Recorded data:

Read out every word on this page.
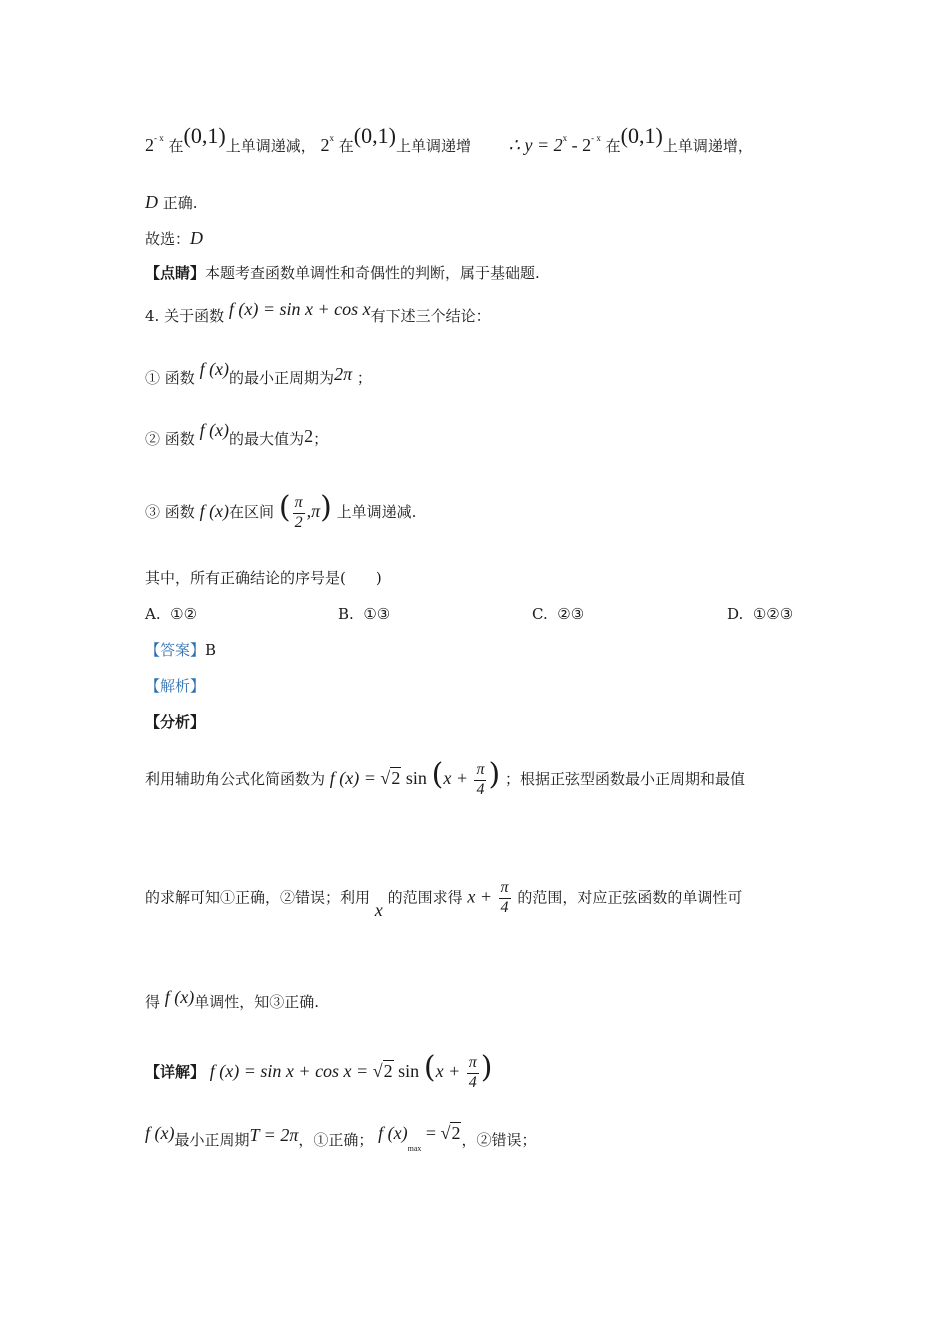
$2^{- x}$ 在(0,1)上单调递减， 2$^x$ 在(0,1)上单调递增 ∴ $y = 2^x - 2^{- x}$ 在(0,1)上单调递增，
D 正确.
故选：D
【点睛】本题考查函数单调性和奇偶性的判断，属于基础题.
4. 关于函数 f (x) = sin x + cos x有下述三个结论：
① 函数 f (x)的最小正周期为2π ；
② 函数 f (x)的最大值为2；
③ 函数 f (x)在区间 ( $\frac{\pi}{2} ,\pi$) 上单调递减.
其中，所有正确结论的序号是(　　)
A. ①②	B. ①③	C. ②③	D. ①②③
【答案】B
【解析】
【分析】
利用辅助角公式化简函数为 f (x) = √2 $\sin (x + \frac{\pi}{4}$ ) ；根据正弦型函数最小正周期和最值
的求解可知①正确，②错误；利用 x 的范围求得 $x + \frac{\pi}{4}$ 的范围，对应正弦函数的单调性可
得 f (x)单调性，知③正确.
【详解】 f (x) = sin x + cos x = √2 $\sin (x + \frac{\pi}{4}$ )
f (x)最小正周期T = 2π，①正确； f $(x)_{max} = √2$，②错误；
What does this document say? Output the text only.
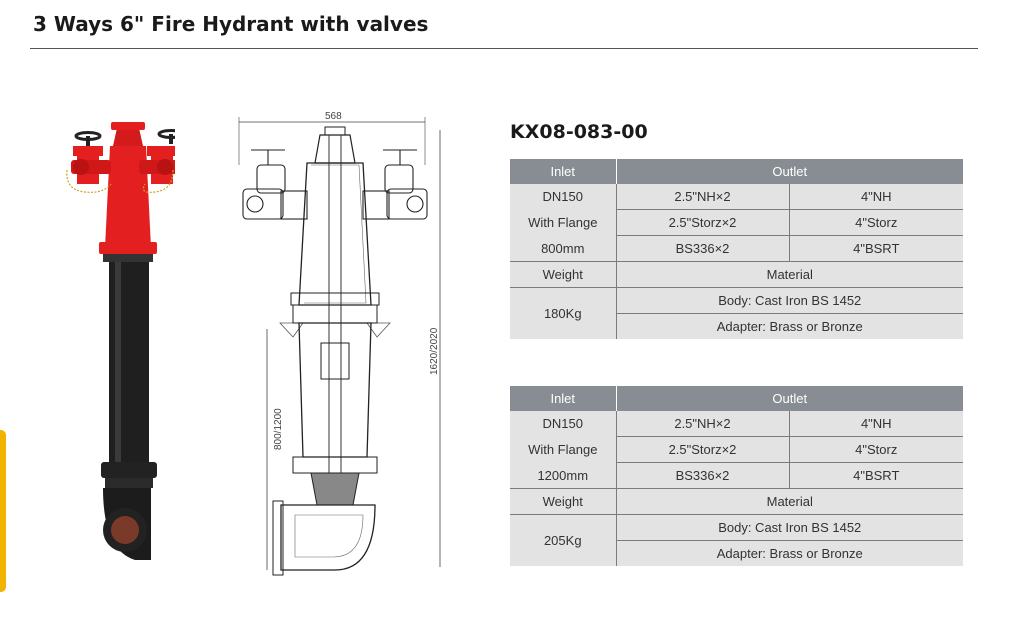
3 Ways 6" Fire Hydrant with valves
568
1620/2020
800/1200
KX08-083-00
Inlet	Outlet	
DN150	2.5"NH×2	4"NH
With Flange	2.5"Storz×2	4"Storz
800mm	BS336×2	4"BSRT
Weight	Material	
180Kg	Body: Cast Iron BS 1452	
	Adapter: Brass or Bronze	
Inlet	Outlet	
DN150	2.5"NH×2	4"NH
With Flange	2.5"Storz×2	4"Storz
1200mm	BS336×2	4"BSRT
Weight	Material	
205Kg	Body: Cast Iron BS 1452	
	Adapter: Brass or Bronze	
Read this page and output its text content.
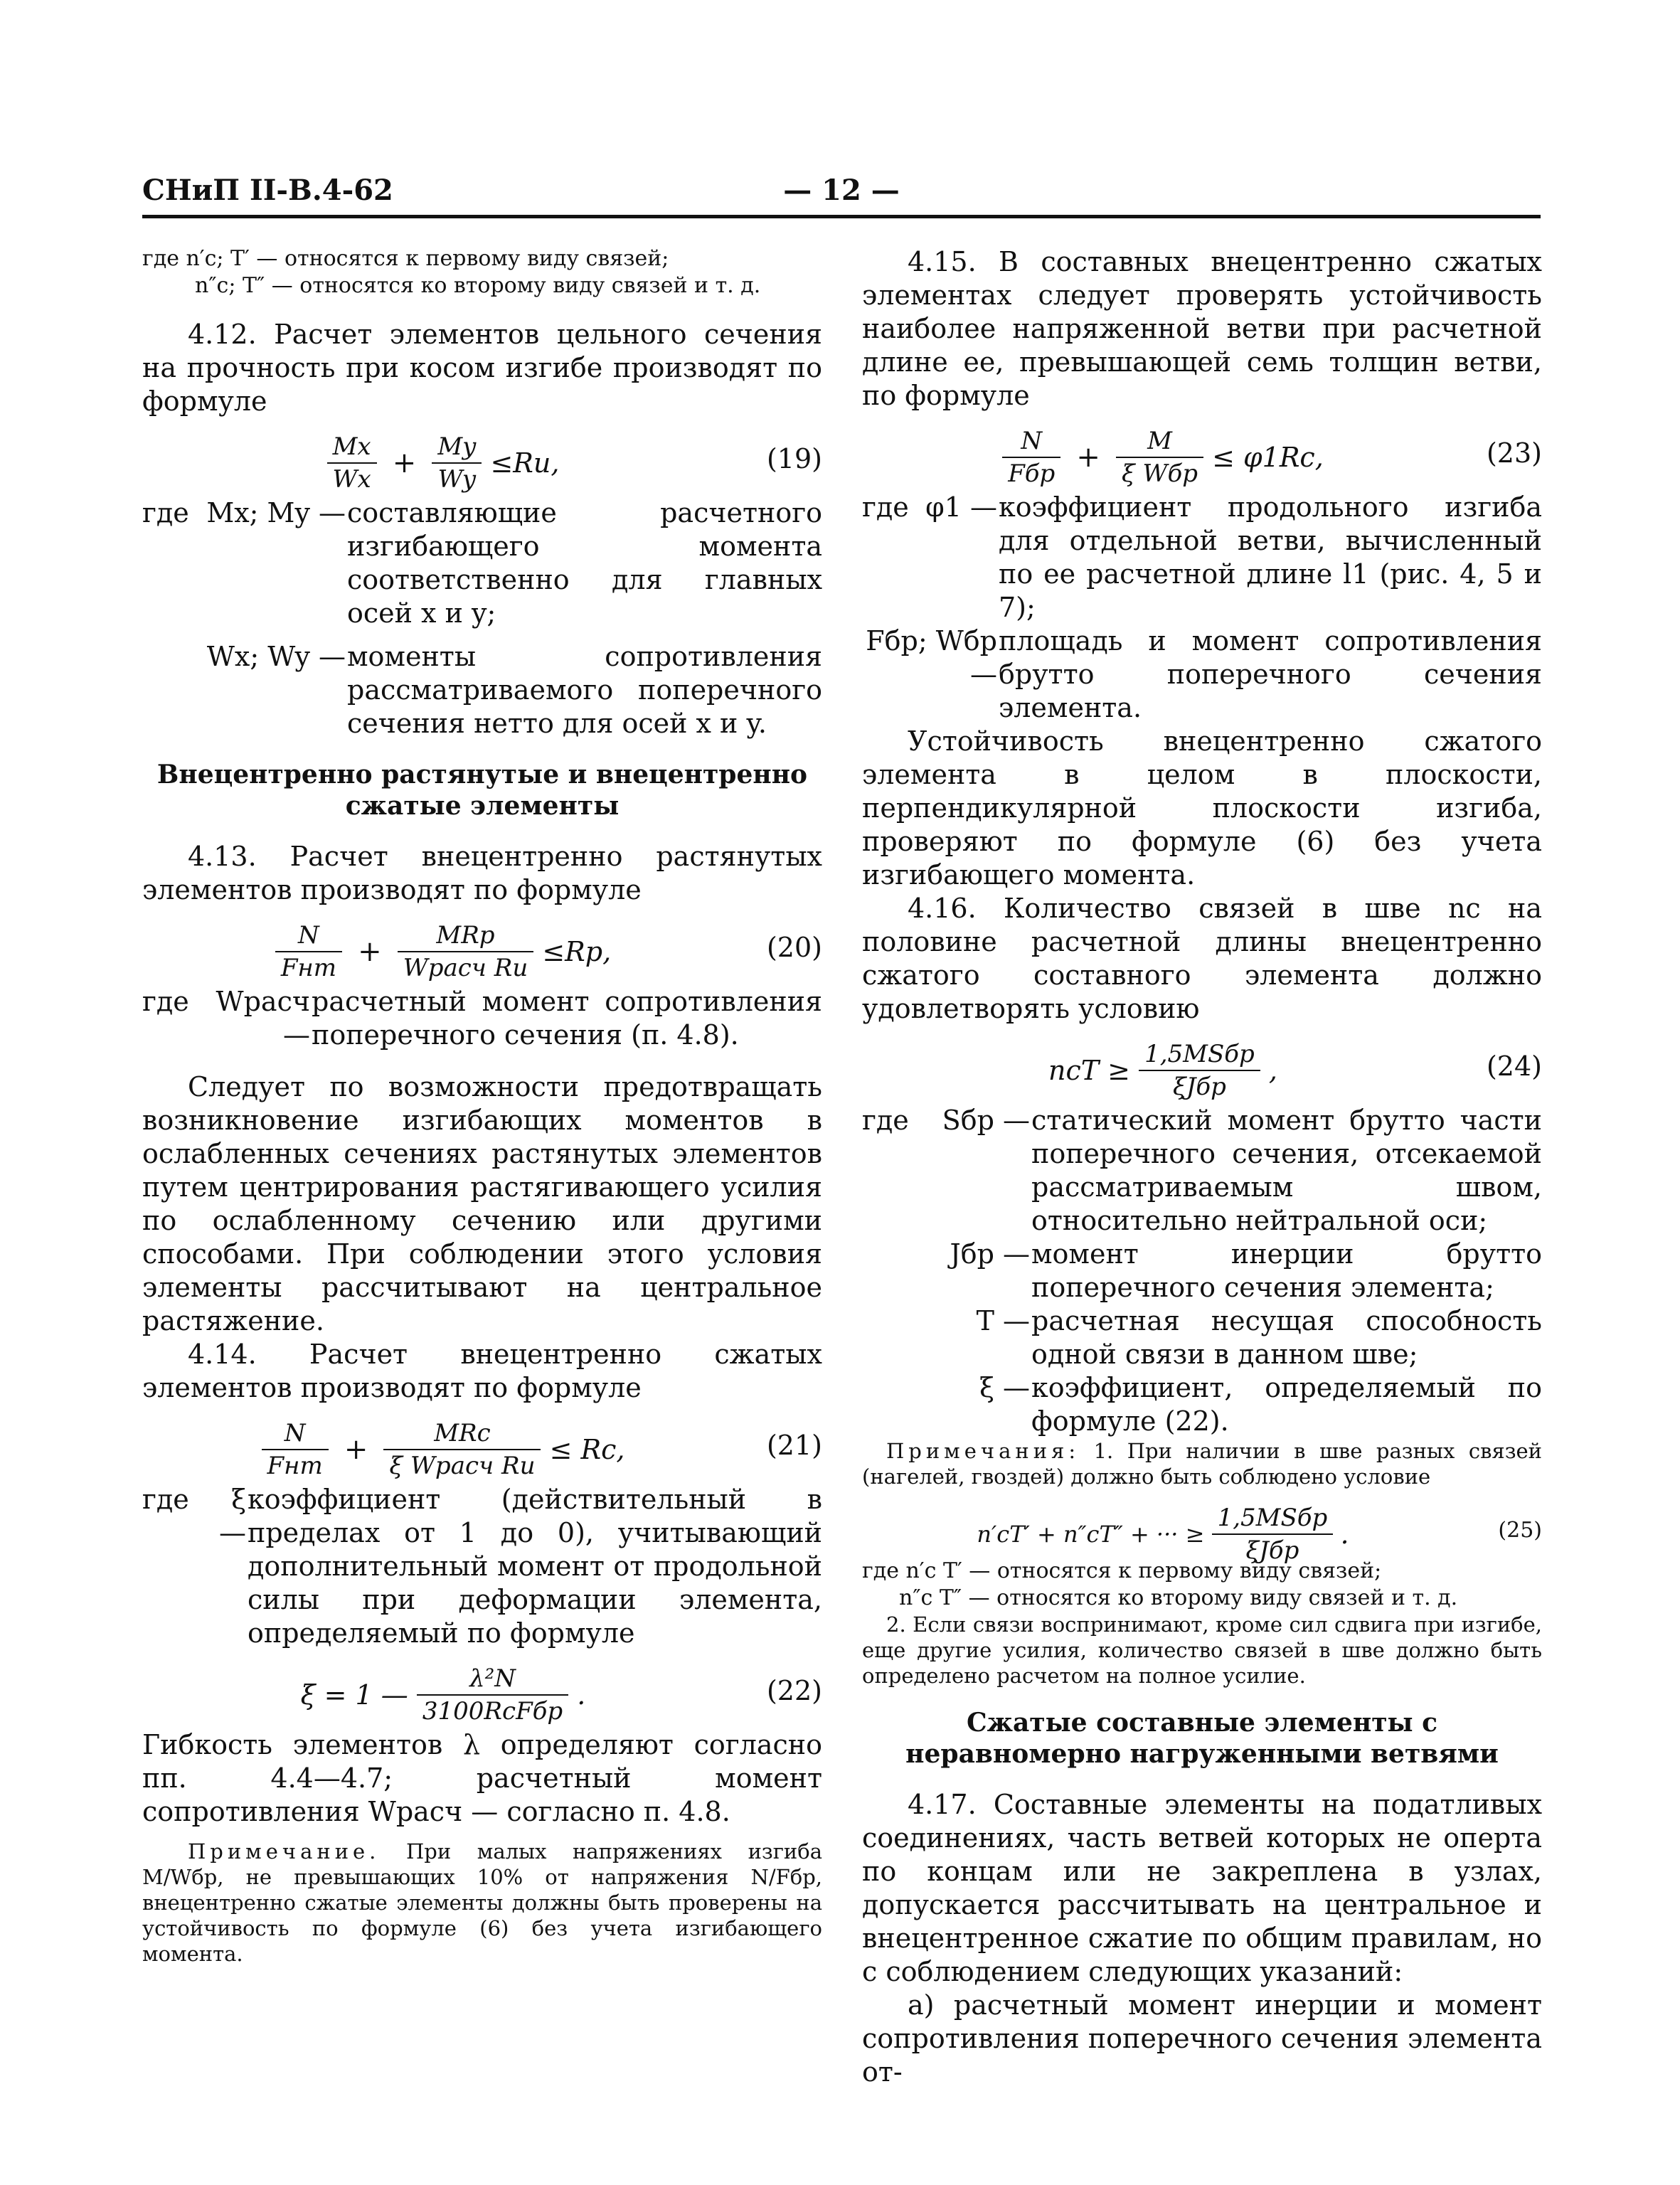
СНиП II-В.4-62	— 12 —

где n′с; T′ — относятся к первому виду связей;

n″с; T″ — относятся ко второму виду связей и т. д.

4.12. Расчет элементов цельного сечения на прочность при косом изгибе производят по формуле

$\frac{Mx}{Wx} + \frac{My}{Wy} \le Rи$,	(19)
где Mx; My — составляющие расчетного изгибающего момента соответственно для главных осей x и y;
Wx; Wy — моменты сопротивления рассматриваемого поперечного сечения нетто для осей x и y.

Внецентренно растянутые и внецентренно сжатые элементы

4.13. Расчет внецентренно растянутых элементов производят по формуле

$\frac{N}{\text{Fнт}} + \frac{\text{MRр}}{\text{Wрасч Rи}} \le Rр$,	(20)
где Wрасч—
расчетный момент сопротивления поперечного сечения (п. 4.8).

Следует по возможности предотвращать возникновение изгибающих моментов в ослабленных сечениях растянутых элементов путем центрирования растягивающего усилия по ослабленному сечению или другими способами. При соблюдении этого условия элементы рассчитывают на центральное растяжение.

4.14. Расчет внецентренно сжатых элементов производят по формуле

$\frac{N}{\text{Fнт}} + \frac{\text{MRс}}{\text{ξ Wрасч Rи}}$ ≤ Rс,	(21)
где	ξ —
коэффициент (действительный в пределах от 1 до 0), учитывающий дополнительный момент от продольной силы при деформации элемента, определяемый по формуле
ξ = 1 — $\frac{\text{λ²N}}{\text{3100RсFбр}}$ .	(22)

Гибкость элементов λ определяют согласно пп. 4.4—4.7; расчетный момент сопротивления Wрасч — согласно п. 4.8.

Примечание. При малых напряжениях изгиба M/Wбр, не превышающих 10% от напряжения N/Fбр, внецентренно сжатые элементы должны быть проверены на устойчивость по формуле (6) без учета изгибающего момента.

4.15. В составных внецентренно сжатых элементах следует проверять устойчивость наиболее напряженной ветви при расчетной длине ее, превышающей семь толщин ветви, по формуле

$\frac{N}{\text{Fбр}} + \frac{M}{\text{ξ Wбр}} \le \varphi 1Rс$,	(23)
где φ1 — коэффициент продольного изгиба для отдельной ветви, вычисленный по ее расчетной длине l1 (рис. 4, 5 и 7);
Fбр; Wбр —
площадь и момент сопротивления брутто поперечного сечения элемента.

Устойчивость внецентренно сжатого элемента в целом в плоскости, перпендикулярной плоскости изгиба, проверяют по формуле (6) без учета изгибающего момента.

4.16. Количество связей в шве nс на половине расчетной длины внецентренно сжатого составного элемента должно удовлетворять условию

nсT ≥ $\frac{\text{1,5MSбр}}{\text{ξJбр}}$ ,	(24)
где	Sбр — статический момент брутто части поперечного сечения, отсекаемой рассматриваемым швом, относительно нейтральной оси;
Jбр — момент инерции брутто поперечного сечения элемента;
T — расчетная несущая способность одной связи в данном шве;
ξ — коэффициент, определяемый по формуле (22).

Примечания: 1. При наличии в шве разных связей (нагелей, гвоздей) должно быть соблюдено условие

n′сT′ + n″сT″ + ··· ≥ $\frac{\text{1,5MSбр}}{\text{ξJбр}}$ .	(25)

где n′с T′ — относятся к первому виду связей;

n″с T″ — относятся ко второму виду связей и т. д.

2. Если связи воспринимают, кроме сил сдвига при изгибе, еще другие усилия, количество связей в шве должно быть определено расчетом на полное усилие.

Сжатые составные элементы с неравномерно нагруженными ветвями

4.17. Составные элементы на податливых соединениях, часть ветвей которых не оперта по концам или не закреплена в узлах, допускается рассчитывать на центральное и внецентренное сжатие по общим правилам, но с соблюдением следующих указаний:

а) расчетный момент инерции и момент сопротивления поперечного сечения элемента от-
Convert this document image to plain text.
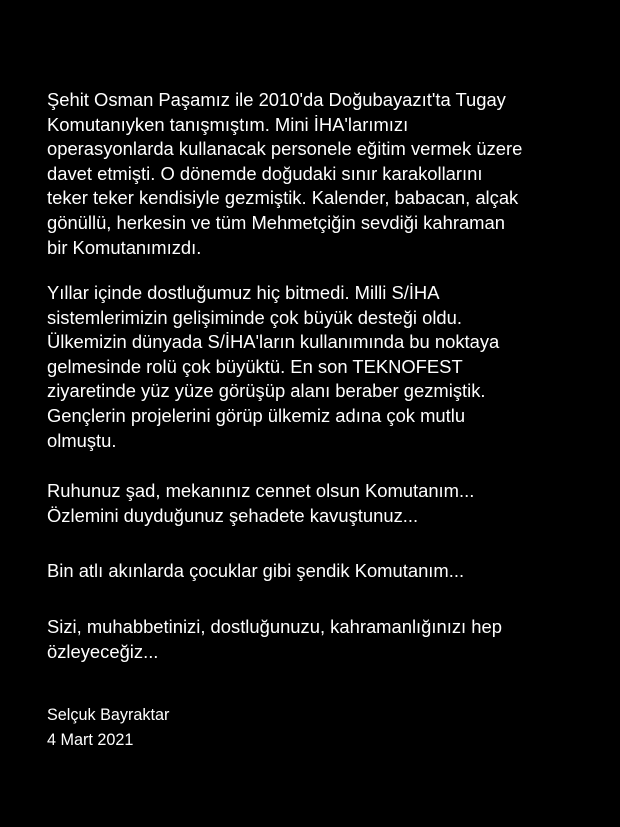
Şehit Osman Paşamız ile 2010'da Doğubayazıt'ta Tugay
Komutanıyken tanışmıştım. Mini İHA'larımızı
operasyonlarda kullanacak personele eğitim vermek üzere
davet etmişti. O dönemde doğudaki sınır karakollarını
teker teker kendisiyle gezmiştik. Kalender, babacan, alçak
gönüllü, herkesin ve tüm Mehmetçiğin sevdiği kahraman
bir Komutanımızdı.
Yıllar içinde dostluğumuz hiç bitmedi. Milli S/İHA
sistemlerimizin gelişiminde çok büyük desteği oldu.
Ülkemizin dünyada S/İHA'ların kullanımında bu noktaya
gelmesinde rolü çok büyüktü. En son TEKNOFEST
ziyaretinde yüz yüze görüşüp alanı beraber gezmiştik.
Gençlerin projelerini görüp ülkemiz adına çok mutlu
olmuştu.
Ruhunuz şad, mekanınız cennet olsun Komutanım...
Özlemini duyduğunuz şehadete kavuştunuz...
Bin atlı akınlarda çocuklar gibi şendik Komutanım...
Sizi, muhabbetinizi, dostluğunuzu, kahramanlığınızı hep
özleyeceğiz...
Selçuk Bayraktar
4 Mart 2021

Exercise brief: Count each line of the entries that holds the word "производят", then state the total and nothing more.

The solution: 3